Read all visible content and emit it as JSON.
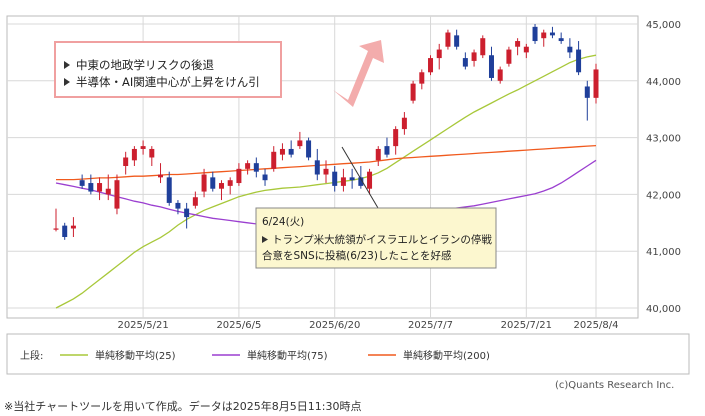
{
  "chart_data": {
    "type": "candlestick",
    "y_ticks": [
      "45,000",
      "44,000",
      "43,000",
      "42,000",
      "41,000",
      "40,000"
    ],
    "x_ticks": [
      "2025/5/21",
      "2025/6/5",
      "2025/6/20",
      "2025/7/7",
      "2025/7/21",
      "2025/8/4"
    ],
    "ylim": [
      40000,
      45100
    ],
    "grid": true,
    "colors": {
      "up": "#cc1f2e",
      "down": "#1f3f9a",
      "ma25": "#a8c83a",
      "ma75": "#9b3fd0",
      "ma200": "#f05a1e",
      "arrow": "#f2a3a3"
    },
    "candles": [
      [
        41400,
        41750,
        41350,
        41400
      ],
      [
        41450,
        41500,
        41200,
        41250
      ],
      [
        41400,
        41600,
        41250,
        41450
      ],
      [
        42250,
        42350,
        42100,
        42150
      ],
      [
        42200,
        42350,
        42000,
        42050
      ],
      [
        42050,
        42300,
        41900,
        42200
      ],
      [
        42000,
        42350,
        41900,
        42100
      ],
      [
        41750,
        42350,
        41650,
        42250
      ],
      [
        42500,
        42750,
        42350,
        42650
      ],
      [
        42600,
        42850,
        42500,
        42800
      ],
      [
        42800,
        42950,
        42700,
        42850
      ],
      [
        42650,
        42850,
        42500,
        42800
      ],
      [
        42300,
        42550,
        42200,
        42350
      ],
      [
        42300,
        42400,
        41800,
        41850
      ],
      [
        41850,
        41900,
        41650,
        41750
      ],
      [
        41750,
        41850,
        41400,
        41600
      ],
      [
        41800,
        42050,
        41750,
        41950
      ],
      [
        42050,
        42450,
        41950,
        42350
      ],
      [
        42300,
        42400,
        42050,
        42100
      ],
      [
        42100,
        42250,
        41900,
        42200
      ],
      [
        42150,
        42300,
        42000,
        42250
      ],
      [
        42200,
        42550,
        42150,
        42450
      ],
      [
        42450,
        42600,
        42350,
        42550
      ],
      [
        42550,
        42650,
        42300,
        42400
      ],
      [
        42350,
        42450,
        42150,
        42250
      ],
      [
        42450,
        42850,
        42400,
        42750
      ],
      [
        42700,
        42900,
        42600,
        42800
      ],
      [
        42800,
        42950,
        42650,
        42700
      ],
      [
        42850,
        43100,
        42800,
        42950
      ],
      [
        42950,
        43000,
        42600,
        42650
      ],
      [
        42600,
        42800,
        42250,
        42350
      ],
      [
        42350,
        42600,
        42200,
        42450
      ],
      [
        42400,
        42500,
        42050,
        42150
      ],
      [
        42150,
        42450,
        42050,
        42300
      ],
      [
        42300,
        42450,
        42100,
        42250
      ],
      [
        42300,
        42500,
        42100,
        42150
      ],
      [
        42100,
        42450,
        42000,
        42400
      ],
      [
        42600,
        42850,
        42500,
        42800
      ],
      [
        42850,
        43000,
        42650,
        42700
      ],
      [
        42850,
        43200,
        42700,
        43150
      ],
      [
        43150,
        43450,
        43050,
        43350
      ],
      [
        43650,
        44000,
        43600,
        43950
      ],
      [
        43950,
        44200,
        43850,
        44150
      ],
      [
        44150,
        44450,
        44100,
        44400
      ],
      [
        44400,
        44650,
        44200,
        44550
      ],
      [
        44600,
        44900,
        44550,
        44850
      ],
      [
        44800,
        44900,
        44550,
        44600
      ],
      [
        44400,
        44500,
        44200,
        44250
      ],
      [
        44350,
        44550,
        44250,
        44500
      ],
      [
        44450,
        44800,
        44400,
        44750
      ],
      [
        44450,
        44600,
        44000,
        44050
      ],
      [
        44000,
        44250,
        43950,
        44200
      ],
      [
        44300,
        44600,
        44250,
        44550
      ],
      [
        44600,
        44750,
        44450,
        44700
      ],
      [
        44500,
        44650,
        44400,
        44600
      ],
      [
        44950,
        45000,
        44650,
        44700
      ],
      [
        44750,
        44900,
        44600,
        44850
      ],
      [
        44850,
        44950,
        44750,
        44800
      ],
      [
        44750,
        44850,
        44650,
        44700
      ],
      [
        44600,
        44750,
        44400,
        44500
      ],
      [
        44550,
        44700,
        44100,
        44150
      ],
      [
        43900,
        44000,
        43300,
        43700
      ],
      [
        43700,
        44300,
        43600,
        44200
      ]
    ],
    "series": [
      {
        "name": "単純移動平均(25)",
        "values": [
          40000,
          40080,
          40160,
          40260,
          40380,
          40500,
          40620,
          40740,
          40860,
          40980,
          41080,
          41160,
          41240,
          41340,
          41460,
          41560,
          41640,
          41720,
          41780,
          41840,
          41900,
          41960,
          42000,
          42040,
          42070,
          42090,
          42110,
          42120,
          42130,
          42150,
          42170,
          42190,
          42210,
          42230,
          42250,
          42280,
          42320,
          42380,
          42460,
          42560,
          42660,
          42760,
          42860,
          42960,
          43060,
          43160,
          43260,
          43360,
          43450,
          43530,
          43610,
          43690,
          43770,
          43840,
          43920,
          44000,
          44080,
          44160,
          44240,
          44320,
          44380,
          44420,
          44450
        ]
      },
      {
        "name": "単純移動平均(75)",
        "values": [
          42200,
          42170,
          42140,
          42110,
          42080,
          42040,
          42000,
          41960,
          41920,
          41880,
          41850,
          41810,
          41780,
          41740,
          41700,
          41670,
          41640,
          41610,
          41580,
          41560,
          41540,
          41520,
          41500,
          41480,
          41470,
          41460,
          41450,
          41450,
          41450,
          41460,
          41470,
          41480,
          41490,
          41500,
          41520,
          41540,
          41560,
          41580,
          41600,
          41620,
          41640,
          41660,
          41680,
          41700,
          41720,
          41740,
          41760,
          41780,
          41800,
          41830,
          41860,
          41890,
          41920,
          41950,
          41980,
          42010,
          42060,
          42120,
          42200,
          42300,
          42400,
          42500,
          42600
        ]
      },
      {
        "name": "単純移動平均(200)",
        "values": [
          42260,
          42260,
          42260,
          42270,
          42280,
          42290,
          42290,
          42300,
          42310,
          42320,
          42320,
          42330,
          42340,
          42350,
          42350,
          42360,
          42370,
          42380,
          42390,
          42400,
          42410,
          42420,
          42430,
          42440,
          42450,
          42460,
          42470,
          42480,
          42490,
          42500,
          42510,
          42520,
          42530,
          42540,
          42550,
          42560,
          42570,
          42590,
          42610,
          42630,
          42640,
          42650,
          42660,
          42670,
          42680,
          42690,
          42700,
          42710,
          42720,
          42730,
          42740,
          42750,
          42760,
          42770,
          42780,
          42790,
          42800,
          42810,
          42820,
          42830,
          42840,
          42850,
          42860
        ]
      }
    ],
    "annotation_box_lines": [
      "中東の地政学リスクの後退",
      "半導体・AI関連中心が上昇をけん引"
    ],
    "callout_lines": [
      "6/24(火)",
      "トランプ米大統領がイスラエルとイランの停戦",
      "合意をSNSに投稿(6/23)したことを好感"
    ],
    "legend_prefix": "上段:"
  },
  "copyright": "(c)Quants Research Inc.",
  "footnote": "※当社チャートツールを用いて作成。データは2025年8月5日11:30時点"
}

========================================

→ **Required task**
Where a line holds the string "name", copy that line.

→ **Result of this exercise**
        "name": "単純移動平均(25)",
        "name": "単純移動平均(75)",
        "name": "単純移動平均(200)",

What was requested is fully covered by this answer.